What is needed: All the records that follow need to be reproduced exactly. Omit the images.

-- BEGIN Data for this task --

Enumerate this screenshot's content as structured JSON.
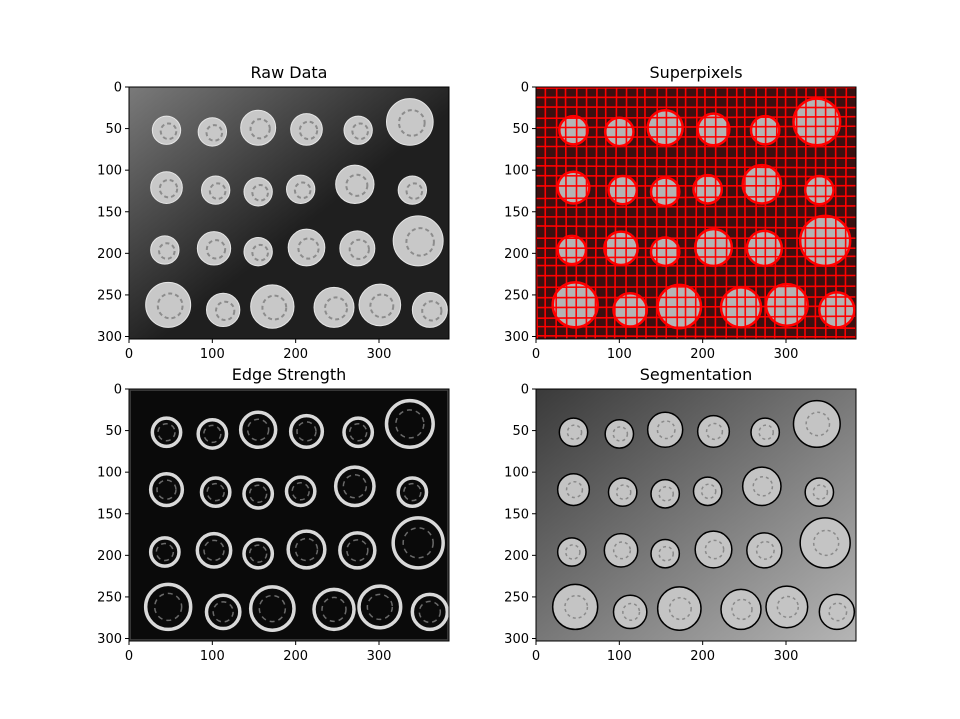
{
  "figure": {
    "background": "#ffffff",
    "panels": [
      {
        "title": "Raw Data",
        "kind": "grayscale-image",
        "colors": {
          "background_dark": "#1f1f1f",
          "background_light": "#7a7a7a",
          "coin": "#c8c8c8",
          "coin_detail": "#8c8c8c"
        }
      },
      {
        "title": "Superpixels",
        "kind": "superpixel-boundaries",
        "colors": {
          "boundary": "#ff0000",
          "background": "#3a1010",
          "coin": "#b4b4b4"
        }
      },
      {
        "title": "Edge Strength",
        "kind": "edge-map",
        "colors": {
          "background": "#0a0a0a",
          "ring": "#d9d9d9",
          "texture": "#6a6a6a"
        }
      },
      {
        "title": "Segmentation",
        "kind": "segmented-image",
        "colors": {
          "background_dark": "#3a3a3a",
          "background_light": "#b5b5b5",
          "coin": "#c4c4c4",
          "outline": "#000000"
        }
      }
    ]
  },
  "chart_data": [
    {
      "type": "image",
      "title": "Raw Data",
      "xlim": [
        0,
        384
      ],
      "ylim": [
        303,
        0
      ],
      "x_ticks": [
        0,
        100,
        200,
        300
      ],
      "y_ticks": [
        0,
        50,
        100,
        150,
        200,
        250,
        300
      ],
      "x_tick_labels": [
        "0",
        "100",
        "200",
        "300"
      ],
      "y_tick_labels": [
        "0",
        "50",
        "100",
        "150",
        "200",
        "250",
        "300"
      ]
    },
    {
      "type": "image",
      "title": "Superpixels",
      "xlim": [
        0,
        384
      ],
      "ylim": [
        303,
        0
      ],
      "x_ticks": [
        0,
        100,
        200,
        300
      ],
      "y_ticks": [
        0,
        50,
        100,
        150,
        200,
        250,
        300
      ],
      "x_tick_labels": [
        "0",
        "100",
        "200",
        "300"
      ],
      "y_tick_labels": [
        "0",
        "50",
        "100",
        "150",
        "200",
        "250",
        "300"
      ]
    },
    {
      "type": "image",
      "title": "Edge Strength",
      "xlim": [
        0,
        384
      ],
      "ylim": [
        303,
        0
      ],
      "x_ticks": [
        0,
        100,
        200,
        300
      ],
      "y_ticks": [
        0,
        50,
        100,
        150,
        200,
        250,
        300
      ],
      "x_tick_labels": [
        "0",
        "100",
        "200",
        "300"
      ],
      "y_tick_labels": [
        "0",
        "50",
        "100",
        "150",
        "200",
        "250",
        "300"
      ]
    },
    {
      "type": "image",
      "title": "Segmentation",
      "xlim": [
        0,
        384
      ],
      "ylim": [
        303,
        0
      ],
      "x_ticks": [
        0,
        100,
        200,
        300
      ],
      "y_ticks": [
        0,
        50,
        100,
        150,
        200,
        250,
        300
      ],
      "x_tick_labels": [
        "0",
        "100",
        "200",
        "300"
      ],
      "y_tick_labels": [
        "0",
        "50",
        "100",
        "150",
        "200",
        "250",
        "300"
      ]
    }
  ],
  "coins": [
    {
      "x": 45,
      "y": 52,
      "r": 17
    },
    {
      "x": 100,
      "y": 54,
      "r": 17
    },
    {
      "x": 155,
      "y": 49,
      "r": 21
    },
    {
      "x": 213,
      "y": 51,
      "r": 19
    },
    {
      "x": 275,
      "y": 52,
      "r": 17
    },
    {
      "x": 337,
      "y": 42,
      "r": 28
    },
    {
      "x": 45,
      "y": 121,
      "r": 19
    },
    {
      "x": 104,
      "y": 124,
      "r": 17
    },
    {
      "x": 155,
      "y": 126,
      "r": 17
    },
    {
      "x": 206,
      "y": 123,
      "r": 17
    },
    {
      "x": 271,
      "y": 117,
      "r": 23
    },
    {
      "x": 340,
      "y": 124,
      "r": 17
    },
    {
      "x": 43,
      "y": 196,
      "r": 17
    },
    {
      "x": 102,
      "y": 194,
      "r": 20
    },
    {
      "x": 155,
      "y": 198,
      "r": 17
    },
    {
      "x": 213,
      "y": 193,
      "r": 22
    },
    {
      "x": 274,
      "y": 194,
      "r": 21
    },
    {
      "x": 347,
      "y": 185,
      "r": 30
    },
    {
      "x": 47,
      "y": 262,
      "r": 27
    },
    {
      "x": 113,
      "y": 268,
      "r": 20
    },
    {
      "x": 172,
      "y": 264,
      "r": 26
    },
    {
      "x": 246,
      "y": 265,
      "r": 24
    },
    {
      "x": 301,
      "y": 262,
      "r": 25
    },
    {
      "x": 361,
      "y": 268,
      "r": 21
    }
  ]
}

-- END Data for this task --

Answer below:
Enumerate this screenshot's content as structured JSON.
{
  "figure": {
    "background": "#ffffff",
    "panels": [
      {
        "title": "Raw Data",
        "kind": "grayscale-image",
        "colors": {
          "background_dark": "#1f1f1f",
          "background_light": "#7a7a7a",
          "coin": "#c8c8c8",
          "coin_detail": "#8c8c8c"
        }
      },
      {
        "title": "Superpixels",
        "kind": "superpixel-boundaries",
        "colors": {
          "boundary": "#ff0000",
          "background": "#3a1010",
          "coin": "#b4b4b4"
        }
      },
      {
        "title": "Edge Strength",
        "kind": "edge-map",
        "colors": {
          "background": "#0a0a0a",
          "ring": "#d9d9d9",
          "texture": "#6a6a6a"
        }
      },
      {
        "title": "Segmentation",
        "kind": "segmented-image",
        "colors": {
          "background_dark": "#3a3a3a",
          "background_light": "#b5b5b5",
          "coin": "#c4c4c4",
          "outline": "#000000"
        }
      }
    ]
  },
  "chart_data": [
    {
      "type": "image",
      "title": "Raw Data",
      "xlim": [
        0,
        384
      ],
      "ylim": [
        303,
        0
      ],
      "x_ticks": [
        0,
        100,
        200,
        300
      ],
      "y_ticks": [
        0,
        50,
        100,
        150,
        200,
        250,
        300
      ],
      "x_tick_labels": [
        "0",
        "100",
        "200",
        "300"
      ],
      "y_tick_labels": [
        "0",
        "50",
        "100",
        "150",
        "200",
        "250",
        "300"
      ]
    },
    {
      "type": "image",
      "title": "Superpixels",
      "xlim": [
        0,
        384
      ],
      "ylim": [
        303,
        0
      ],
      "x_ticks": [
        0,
        100,
        200,
        300
      ],
      "y_ticks": [
        0,
        50,
        100,
        150,
        200,
        250,
        300
      ],
      "x_tick_labels": [
        "0",
        "100",
        "200",
        "300"
      ],
      "y_tick_labels": [
        "0",
        "50",
        "100",
        "150",
        "200",
        "250",
        "300"
      ]
    },
    {
      "type": "image",
      "title": "Edge Strength",
      "xlim": [
        0,
        384
      ],
      "ylim": [
        303,
        0
      ],
      "x_ticks": [
        0,
        100,
        200,
        300
      ],
      "y_ticks": [
        0,
        50,
        100,
        150,
        200,
        250,
        300
      ],
      "x_tick_labels": [
        "0",
        "100",
        "200",
        "300"
      ],
      "y_tick_labels": [
        "0",
        "50",
        "100",
        "150",
        "200",
        "250",
        "300"
      ]
    },
    {
      "type": "image",
      "title": "Segmentation",
      "xlim": [
        0,
        384
      ],
      "ylim": [
        303,
        0
      ],
      "x_ticks": [
        0,
        100,
        200,
        300
      ],
      "y_ticks": [
        0,
        50,
        100,
        150,
        200,
        250,
        300
      ],
      "x_tick_labels": [
        "0",
        "100",
        "200",
        "300"
      ],
      "y_tick_labels": [
        "0",
        "50",
        "100",
        "150",
        "200",
        "250",
        "300"
      ]
    }
  ],
  "coins": [
    {
      "x": 45,
      "y": 52,
      "r": 17
    },
    {
      "x": 100,
      "y": 54,
      "r": 17
    },
    {
      "x": 155,
      "y": 49,
      "r": 21
    },
    {
      "x": 213,
      "y": 51,
      "r": 19
    },
    {
      "x": 275,
      "y": 52,
      "r": 17
    },
    {
      "x": 337,
      "y": 42,
      "r": 28
    },
    {
      "x": 45,
      "y": 121,
      "r": 19
    },
    {
      "x": 104,
      "y": 124,
      "r": 17
    },
    {
      "x": 155,
      "y": 126,
      "r": 17
    },
    {
      "x": 206,
      "y": 123,
      "r": 17
    },
    {
      "x": 271,
      "y": 117,
      "r": 23
    },
    {
      "x": 340,
      "y": 124,
      "r": 17
    },
    {
      "x": 43,
      "y": 196,
      "r": 17
    },
    {
      "x": 102,
      "y": 194,
      "r": 20
    },
    {
      "x": 155,
      "y": 198,
      "r": 17
    },
    {
      "x": 213,
      "y": 193,
      "r": 22
    },
    {
      "x": 274,
      "y": 194,
      "r": 21
    },
    {
      "x": 347,
      "y": 185,
      "r": 30
    },
    {
      "x": 47,
      "y": 262,
      "r": 27
    },
    {
      "x": 113,
      "y": 268,
      "r": 20
    },
    {
      "x": 172,
      "y": 264,
      "r": 26
    },
    {
      "x": 246,
      "y": 265,
      "r": 24
    },
    {
      "x": 301,
      "y": 262,
      "r": 25
    },
    {
      "x": 361,
      "y": 268,
      "r": 21
    }
  ]
}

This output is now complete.